Show, in full, each line of the data that contains "this".
** Begin **
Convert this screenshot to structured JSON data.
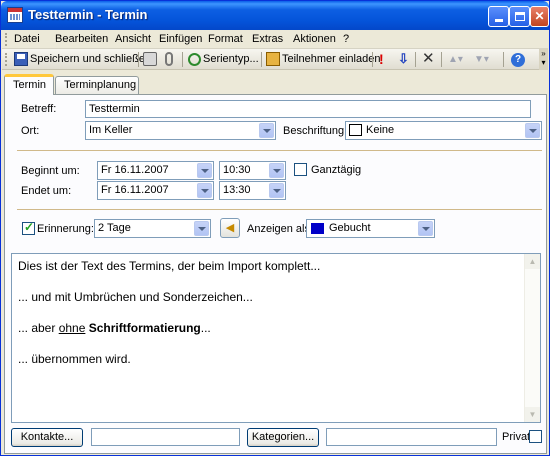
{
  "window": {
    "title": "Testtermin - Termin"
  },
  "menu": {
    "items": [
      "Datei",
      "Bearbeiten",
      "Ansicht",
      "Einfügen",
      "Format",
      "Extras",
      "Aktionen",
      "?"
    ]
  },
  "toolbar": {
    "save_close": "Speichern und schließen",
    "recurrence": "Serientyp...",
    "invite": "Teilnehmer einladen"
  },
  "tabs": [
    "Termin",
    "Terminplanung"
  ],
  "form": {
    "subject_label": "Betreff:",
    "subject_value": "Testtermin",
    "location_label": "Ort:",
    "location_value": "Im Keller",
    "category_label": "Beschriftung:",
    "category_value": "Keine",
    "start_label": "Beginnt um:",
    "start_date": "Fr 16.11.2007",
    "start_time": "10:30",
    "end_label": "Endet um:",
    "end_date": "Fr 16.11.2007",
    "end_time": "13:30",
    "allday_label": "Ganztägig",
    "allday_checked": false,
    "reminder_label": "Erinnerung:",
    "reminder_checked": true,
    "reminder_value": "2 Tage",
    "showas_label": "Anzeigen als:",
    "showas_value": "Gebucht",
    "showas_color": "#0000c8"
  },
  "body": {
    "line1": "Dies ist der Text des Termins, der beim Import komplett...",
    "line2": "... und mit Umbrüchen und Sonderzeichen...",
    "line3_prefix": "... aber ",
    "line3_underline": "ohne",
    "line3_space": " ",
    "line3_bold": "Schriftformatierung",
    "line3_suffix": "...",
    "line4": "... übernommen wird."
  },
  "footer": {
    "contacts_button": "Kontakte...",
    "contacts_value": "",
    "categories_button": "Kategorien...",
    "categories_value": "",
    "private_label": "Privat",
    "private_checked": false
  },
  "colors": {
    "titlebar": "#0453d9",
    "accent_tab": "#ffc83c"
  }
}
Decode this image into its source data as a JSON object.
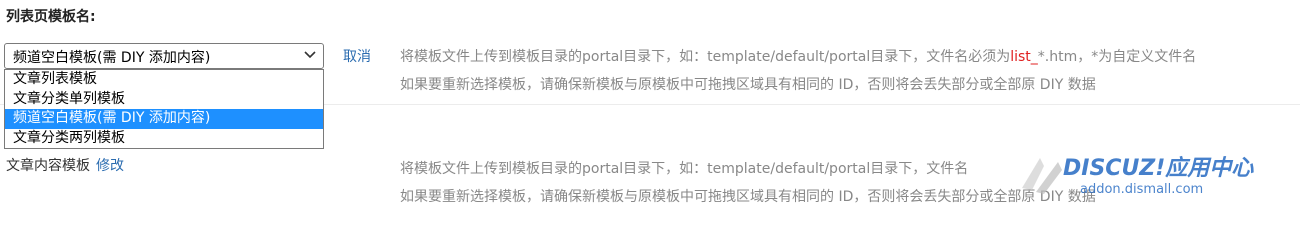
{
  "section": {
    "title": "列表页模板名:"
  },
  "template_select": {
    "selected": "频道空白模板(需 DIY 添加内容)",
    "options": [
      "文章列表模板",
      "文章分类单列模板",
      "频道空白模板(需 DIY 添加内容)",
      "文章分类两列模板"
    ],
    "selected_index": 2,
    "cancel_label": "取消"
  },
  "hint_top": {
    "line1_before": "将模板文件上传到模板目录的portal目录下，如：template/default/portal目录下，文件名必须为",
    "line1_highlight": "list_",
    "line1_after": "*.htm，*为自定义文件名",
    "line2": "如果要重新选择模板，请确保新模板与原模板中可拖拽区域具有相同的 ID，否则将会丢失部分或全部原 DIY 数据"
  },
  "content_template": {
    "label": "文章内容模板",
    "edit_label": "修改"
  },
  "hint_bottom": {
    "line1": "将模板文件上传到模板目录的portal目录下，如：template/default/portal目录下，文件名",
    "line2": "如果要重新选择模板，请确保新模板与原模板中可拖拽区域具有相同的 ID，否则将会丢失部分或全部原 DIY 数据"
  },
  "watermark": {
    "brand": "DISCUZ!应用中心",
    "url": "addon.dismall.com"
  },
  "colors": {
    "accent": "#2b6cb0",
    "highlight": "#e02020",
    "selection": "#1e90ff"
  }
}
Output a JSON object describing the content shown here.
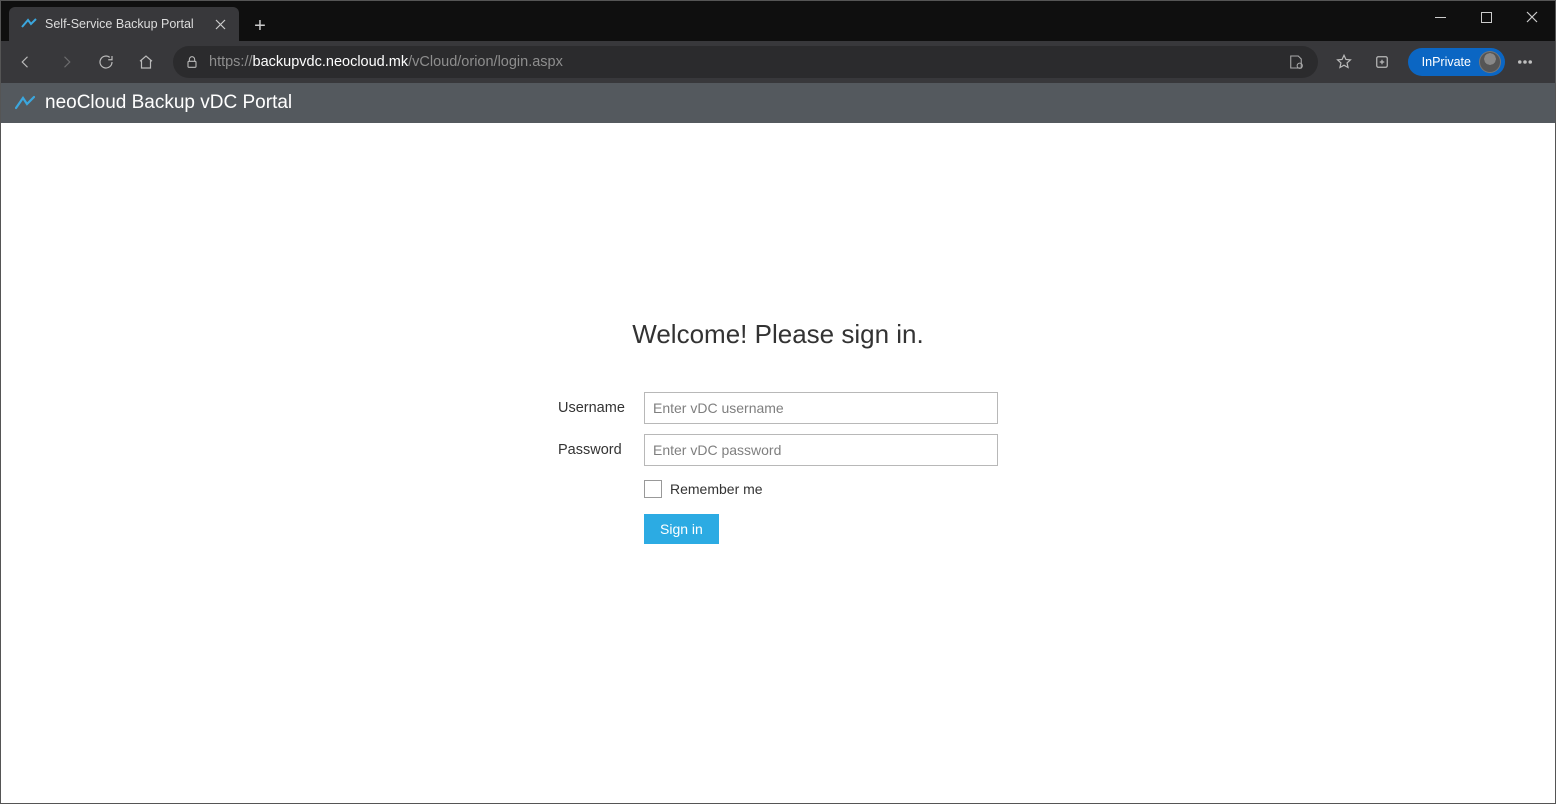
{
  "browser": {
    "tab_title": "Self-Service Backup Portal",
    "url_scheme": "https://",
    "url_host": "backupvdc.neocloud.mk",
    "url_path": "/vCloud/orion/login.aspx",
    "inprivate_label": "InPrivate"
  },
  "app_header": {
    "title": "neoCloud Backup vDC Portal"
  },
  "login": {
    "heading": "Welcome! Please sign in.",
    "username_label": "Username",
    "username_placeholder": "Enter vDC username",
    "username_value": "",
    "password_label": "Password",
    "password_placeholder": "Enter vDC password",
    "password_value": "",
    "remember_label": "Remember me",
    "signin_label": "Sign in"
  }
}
** End **
** Begin **
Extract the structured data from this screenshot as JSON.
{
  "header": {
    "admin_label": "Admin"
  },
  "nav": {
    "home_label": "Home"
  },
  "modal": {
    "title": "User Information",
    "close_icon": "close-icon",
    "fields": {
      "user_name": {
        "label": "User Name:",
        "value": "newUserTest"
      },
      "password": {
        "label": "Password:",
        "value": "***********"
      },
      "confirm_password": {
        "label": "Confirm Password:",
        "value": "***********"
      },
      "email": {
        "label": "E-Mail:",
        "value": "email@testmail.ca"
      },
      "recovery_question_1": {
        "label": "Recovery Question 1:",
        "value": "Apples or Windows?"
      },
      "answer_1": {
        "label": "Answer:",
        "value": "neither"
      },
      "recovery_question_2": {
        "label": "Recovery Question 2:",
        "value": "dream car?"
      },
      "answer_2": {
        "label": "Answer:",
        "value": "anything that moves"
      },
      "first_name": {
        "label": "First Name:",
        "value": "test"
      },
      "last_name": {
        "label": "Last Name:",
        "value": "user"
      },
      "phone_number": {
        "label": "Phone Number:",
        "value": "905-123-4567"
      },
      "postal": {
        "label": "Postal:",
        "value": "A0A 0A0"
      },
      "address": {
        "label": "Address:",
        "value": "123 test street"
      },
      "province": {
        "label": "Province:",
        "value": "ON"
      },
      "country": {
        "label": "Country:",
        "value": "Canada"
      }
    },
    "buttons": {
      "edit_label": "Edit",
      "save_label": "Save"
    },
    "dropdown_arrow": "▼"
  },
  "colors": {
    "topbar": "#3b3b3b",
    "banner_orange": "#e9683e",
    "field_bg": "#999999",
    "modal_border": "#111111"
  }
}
** End **
** Begin **
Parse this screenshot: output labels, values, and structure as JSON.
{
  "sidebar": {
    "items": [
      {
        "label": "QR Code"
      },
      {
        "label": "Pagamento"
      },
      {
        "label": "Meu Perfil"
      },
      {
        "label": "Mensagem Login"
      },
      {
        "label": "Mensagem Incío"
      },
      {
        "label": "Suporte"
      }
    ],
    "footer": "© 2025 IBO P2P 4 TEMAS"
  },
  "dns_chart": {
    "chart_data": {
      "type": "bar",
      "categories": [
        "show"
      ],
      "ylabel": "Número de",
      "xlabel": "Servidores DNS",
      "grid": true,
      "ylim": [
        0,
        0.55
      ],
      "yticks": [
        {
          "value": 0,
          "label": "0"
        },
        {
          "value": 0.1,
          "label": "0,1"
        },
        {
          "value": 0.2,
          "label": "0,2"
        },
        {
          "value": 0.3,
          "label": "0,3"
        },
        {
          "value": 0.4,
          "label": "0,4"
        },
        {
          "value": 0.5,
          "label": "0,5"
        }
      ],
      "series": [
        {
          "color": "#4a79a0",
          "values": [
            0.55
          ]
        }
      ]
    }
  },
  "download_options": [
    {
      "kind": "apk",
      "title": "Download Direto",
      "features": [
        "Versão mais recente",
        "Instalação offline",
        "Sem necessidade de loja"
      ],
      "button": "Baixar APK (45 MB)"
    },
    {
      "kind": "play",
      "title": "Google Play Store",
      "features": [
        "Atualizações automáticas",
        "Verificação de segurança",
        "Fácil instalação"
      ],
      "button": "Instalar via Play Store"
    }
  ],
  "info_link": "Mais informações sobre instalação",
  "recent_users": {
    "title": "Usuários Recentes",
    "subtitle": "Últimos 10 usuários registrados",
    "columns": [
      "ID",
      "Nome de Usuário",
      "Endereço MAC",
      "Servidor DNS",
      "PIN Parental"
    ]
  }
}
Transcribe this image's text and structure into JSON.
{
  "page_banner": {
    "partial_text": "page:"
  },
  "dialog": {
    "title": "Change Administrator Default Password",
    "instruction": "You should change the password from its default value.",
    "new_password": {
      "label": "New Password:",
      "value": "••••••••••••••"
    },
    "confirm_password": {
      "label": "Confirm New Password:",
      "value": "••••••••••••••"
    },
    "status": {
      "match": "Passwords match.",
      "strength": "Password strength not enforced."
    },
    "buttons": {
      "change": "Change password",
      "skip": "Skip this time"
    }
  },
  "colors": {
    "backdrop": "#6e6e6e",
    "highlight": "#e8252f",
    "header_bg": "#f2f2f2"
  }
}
** End **
Response below »
Convert this screenshot to structured JSON data.
Decode this image into its source data as a JSON object.
Extract the structured data from this screenshot as JSON.
Parse this screenshot: output labels, values, and structure as JSON.
Transcribe this image's text and structure into JSON.
      "skip": "Skip this time"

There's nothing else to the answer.